Repeat the records below exactly, leaving out every picture.

------------

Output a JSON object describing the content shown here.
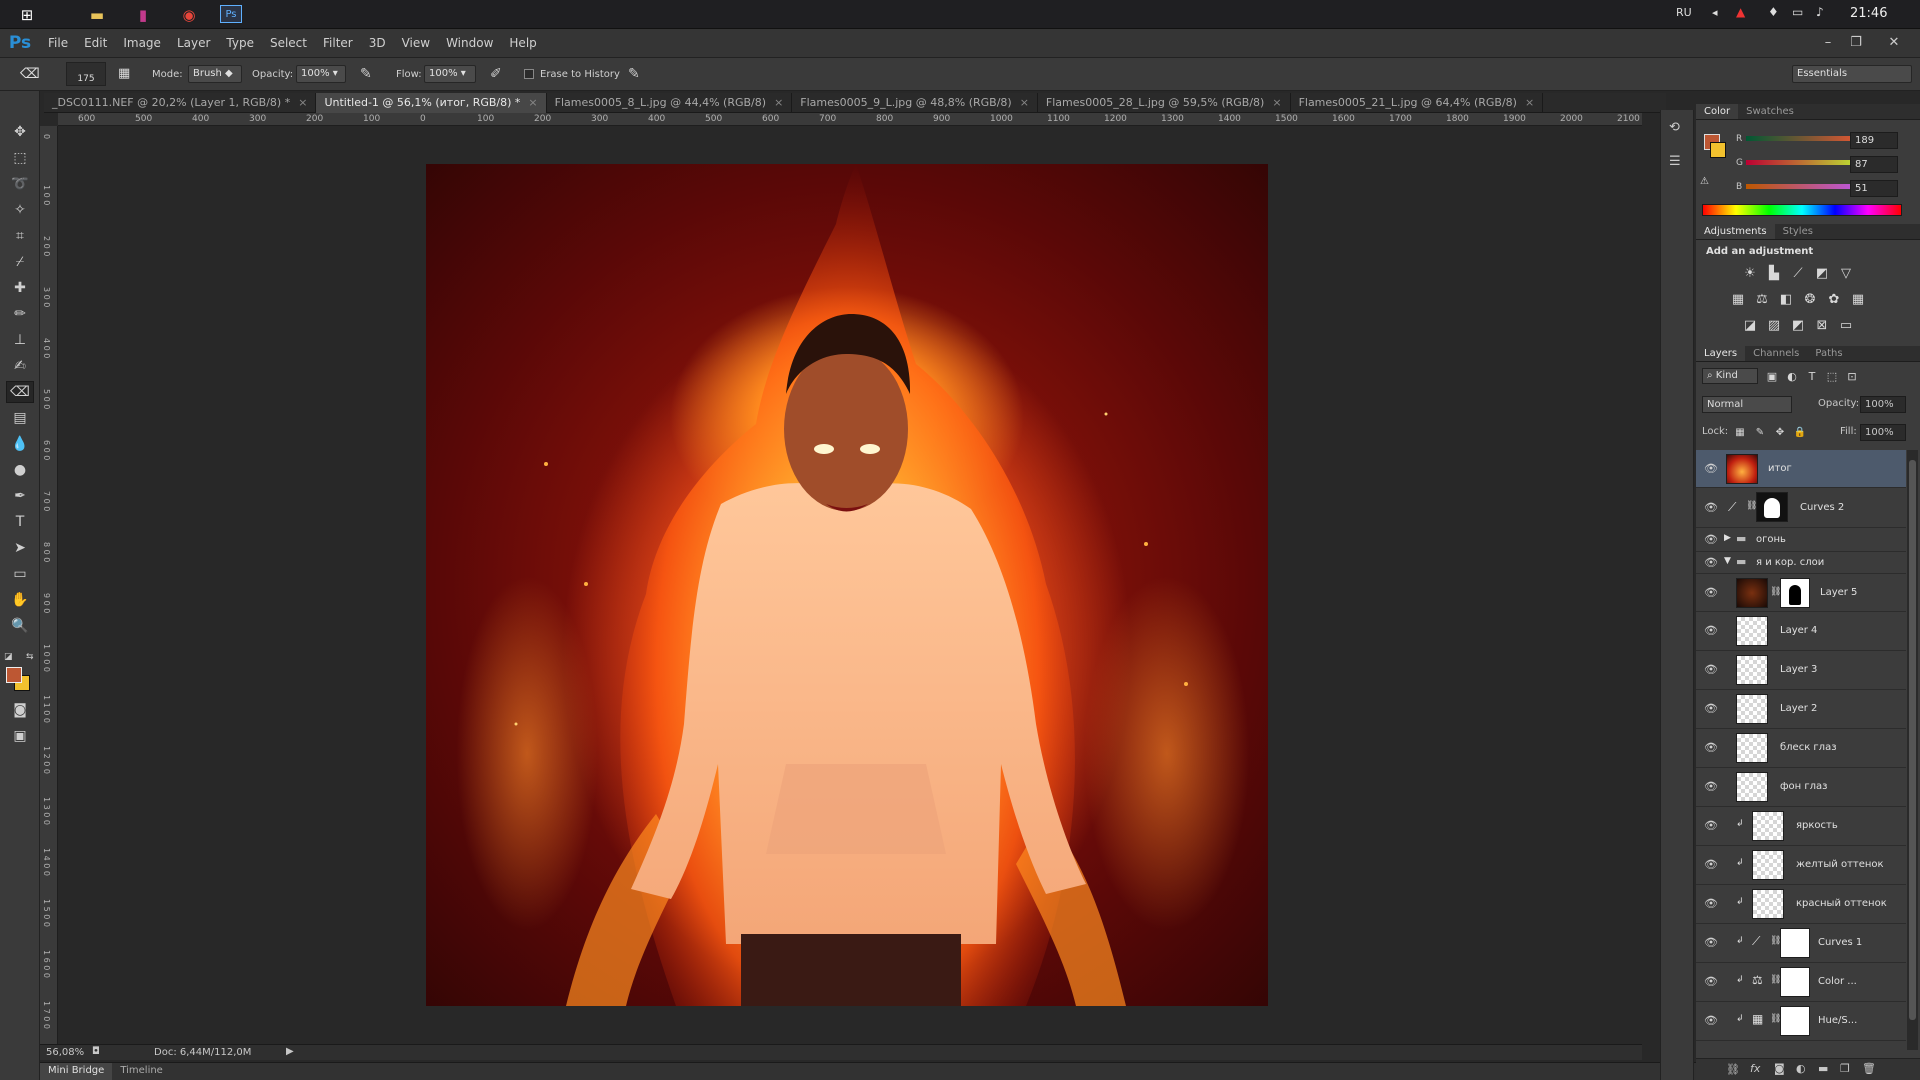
{
  "taskbar": {
    "icons": [
      "windows-icon",
      "file-explorer-icon",
      "winrar-icon",
      "chrome-icon",
      "photoshop-taskbar-icon"
    ],
    "language": "RU",
    "clock": "21:46"
  },
  "app": {
    "logo": "Ps"
  },
  "menu": [
    "File",
    "Edit",
    "Image",
    "Layer",
    "Type",
    "Select",
    "Filter",
    "3D",
    "View",
    "Window",
    "Help"
  ],
  "options": {
    "brush_size": "175",
    "mode_label": "Mode:",
    "mode_value": "Brush",
    "opacity_label": "Opacity:",
    "opacity_value": "100%",
    "flow_label": "Flow:",
    "flow_value": "100%",
    "erase_history_label": "Erase to History",
    "workspace": "Essentials"
  },
  "tabs": [
    {
      "label": "_DSC0111.NEF @ 20,2% (Layer 1, RGB/8) *",
      "active": false
    },
    {
      "label": "Untitled-1 @ 56,1% (итог, RGB/8) *",
      "active": true
    },
    {
      "label": "Flames0005_8_L.jpg @ 44,4% (RGB/8)",
      "active": false
    },
    {
      "label": "Flames0005_9_L.jpg @ 48,8% (RGB/8)",
      "active": false
    },
    {
      "label": "Flames0005_28_L.jpg @ 59,5% (RGB/8)",
      "active": false
    },
    {
      "label": "Flames0005_21_L.jpg @ 64,4% (RGB/8)",
      "active": false
    }
  ],
  "ruler_h": [
    "600",
    "500",
    "400",
    "300",
    "200",
    "100",
    "0",
    "100",
    "200",
    "300",
    "400",
    "500",
    "600",
    "700",
    "800",
    "900",
    "1000",
    "1100",
    "1200",
    "1300",
    "1400",
    "1500",
    "1600",
    "1700",
    "1800",
    "1900",
    "2000",
    "2100"
  ],
  "ruler_v": [
    "0",
    "1 0 0",
    "2 0 0",
    "3 0 0",
    "4 0 0",
    "5 0 0",
    "6 0 0",
    "7 0 0",
    "8 0 0",
    "9 0 0",
    "1 0 0 0",
    "1 1 0 0",
    "1 2 0 0",
    "1 3 0 0",
    "1 4 0 0",
    "1 5 0 0",
    "1 6 0 0",
    "1 7 0 0"
  ],
  "status": {
    "zoom": "56,08%",
    "doc": "Doc: 6,44M/112,0M"
  },
  "bottom_tabs": [
    "Mini Bridge",
    "Timeline"
  ],
  "color_panel": {
    "tabs": [
      "Color",
      "Swatches"
    ],
    "r_label": "R",
    "r_value": "189",
    "g_label": "G",
    "g_value": "87",
    "b_label": "B",
    "b_value": "51",
    "foreground": "#bd5733",
    "background": "#f2c12e"
  },
  "adjustments": {
    "tabs": [
      "Adjustments",
      "Styles"
    ],
    "title": "Add an adjustment"
  },
  "layers_panel": {
    "tabs": [
      "Layers",
      "Channels",
      "Paths"
    ],
    "filter_kind": "Kind",
    "blend_mode": "Normal",
    "opacity_label": "Opacity:",
    "opacity_value": "100%",
    "lock_label": "Lock:",
    "fill_label": "Fill:",
    "fill_value": "100%",
    "layers": [
      {
        "name": "итог",
        "type": "image",
        "selected": true
      },
      {
        "name": "Curves 2",
        "type": "adjustment"
      },
      {
        "name": "огонь",
        "type": "group-collapsed"
      },
      {
        "name": "я и кор. слои",
        "type": "group-open"
      },
      {
        "name": "Layer 5",
        "type": "masked"
      },
      {
        "name": "Layer 4",
        "type": "pixel"
      },
      {
        "name": "Layer 3",
        "type": "pixel"
      },
      {
        "name": "Layer 2",
        "type": "pixel"
      },
      {
        "name": "блеск глаз",
        "type": "pixel"
      },
      {
        "name": "фон глаз",
        "type": "pixel"
      },
      {
        "name": "яркость",
        "type": "clipped"
      },
      {
        "name": "желтый оттенок",
        "type": "clipped"
      },
      {
        "name": "красный оттенок",
        "type": "clipped"
      },
      {
        "name": "Curves 1",
        "type": "clipped-adjustment"
      },
      {
        "name": "Color ...",
        "type": "clipped-adjustment"
      },
      {
        "name": "Hue/S...",
        "type": "clipped-adjustment"
      }
    ]
  }
}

------------

▸ **FINISHED ANSWER**
Output a JSON object describing the content shown here.
{
  "taskbar": {
    "icons": [
      "windows-icon",
      "file-explorer-icon",
      "winrar-icon",
      "chrome-icon",
      "photoshop-taskbar-icon"
    ],
    "language": "RU",
    "clock": "21:46"
  },
  "app": {
    "logo": "Ps"
  },
  "menu": [
    "File",
    "Edit",
    "Image",
    "Layer",
    "Type",
    "Select",
    "Filter",
    "3D",
    "View",
    "Window",
    "Help"
  ],
  "options": {
    "brush_size": "175",
    "mode_label": "Mode:",
    "mode_value": "Brush",
    "opacity_label": "Opacity:",
    "opacity_value": "100%",
    "flow_label": "Flow:",
    "flow_value": "100%",
    "erase_history_label": "Erase to History",
    "workspace": "Essentials"
  },
  "tabs": [
    {
      "label": "_DSC0111.NEF @ 20,2% (Layer 1, RGB/8) *",
      "active": false
    },
    {
      "label": "Untitled-1 @ 56,1% (итог, RGB/8) *",
      "active": true
    },
    {
      "label": "Flames0005_8_L.jpg @ 44,4% (RGB/8)",
      "active": false
    },
    {
      "label": "Flames0005_9_L.jpg @ 48,8% (RGB/8)",
      "active": false
    },
    {
      "label": "Flames0005_28_L.jpg @ 59,5% (RGB/8)",
      "active": false
    },
    {
      "label": "Flames0005_21_L.jpg @ 64,4% (RGB/8)",
      "active": false
    }
  ],
  "ruler_h": [
    "600",
    "500",
    "400",
    "300",
    "200",
    "100",
    "0",
    "100",
    "200",
    "300",
    "400",
    "500",
    "600",
    "700",
    "800",
    "900",
    "1000",
    "1100",
    "1200",
    "1300",
    "1400",
    "1500",
    "1600",
    "1700",
    "1800",
    "1900",
    "2000",
    "2100"
  ],
  "ruler_v": [
    "0",
    "1 0 0",
    "2 0 0",
    "3 0 0",
    "4 0 0",
    "5 0 0",
    "6 0 0",
    "7 0 0",
    "8 0 0",
    "9 0 0",
    "1 0 0 0",
    "1 1 0 0",
    "1 2 0 0",
    "1 3 0 0",
    "1 4 0 0",
    "1 5 0 0",
    "1 6 0 0",
    "1 7 0 0"
  ],
  "status": {
    "zoom": "56,08%",
    "doc": "Doc: 6,44M/112,0M"
  },
  "bottom_tabs": [
    "Mini Bridge",
    "Timeline"
  ],
  "color_panel": {
    "tabs": [
      "Color",
      "Swatches"
    ],
    "r_label": "R",
    "r_value": "189",
    "g_label": "G",
    "g_value": "87",
    "b_label": "B",
    "b_value": "51",
    "foreground": "#bd5733",
    "background": "#f2c12e"
  },
  "adjustments": {
    "tabs": [
      "Adjustments",
      "Styles"
    ],
    "title": "Add an adjustment"
  },
  "layers_panel": {
    "tabs": [
      "Layers",
      "Channels",
      "Paths"
    ],
    "filter_kind": "Kind",
    "blend_mode": "Normal",
    "opacity_label": "Opacity:",
    "opacity_value": "100%",
    "lock_label": "Lock:",
    "fill_label": "Fill:",
    "fill_value": "100%",
    "layers": [
      {
        "name": "итог",
        "type": "image",
        "selected": true
      },
      {
        "name": "Curves 2",
        "type": "adjustment"
      },
      {
        "name": "огонь",
        "type": "group-collapsed"
      },
      {
        "name": "я и кор. слои",
        "type": "group-open"
      },
      {
        "name": "Layer 5",
        "type": "masked"
      },
      {
        "name": "Layer 4",
        "type": "pixel"
      },
      {
        "name": "Layer 3",
        "type": "pixel"
      },
      {
        "name": "Layer 2",
        "type": "pixel"
      },
      {
        "name": "блеск глаз",
        "type": "pixel"
      },
      {
        "name": "фон глаз",
        "type": "pixel"
      },
      {
        "name": "яркость",
        "type": "clipped"
      },
      {
        "name": "желтый оттенок",
        "type": "clipped"
      },
      {
        "name": "красный оттенок",
        "type": "clipped"
      },
      {
        "name": "Curves 1",
        "type": "clipped-adjustment"
      },
      {
        "name": "Color ...",
        "type": "clipped-adjustment"
      },
      {
        "name": "Hue/S...",
        "type": "clipped-adjustment"
      }
    ]
  }
}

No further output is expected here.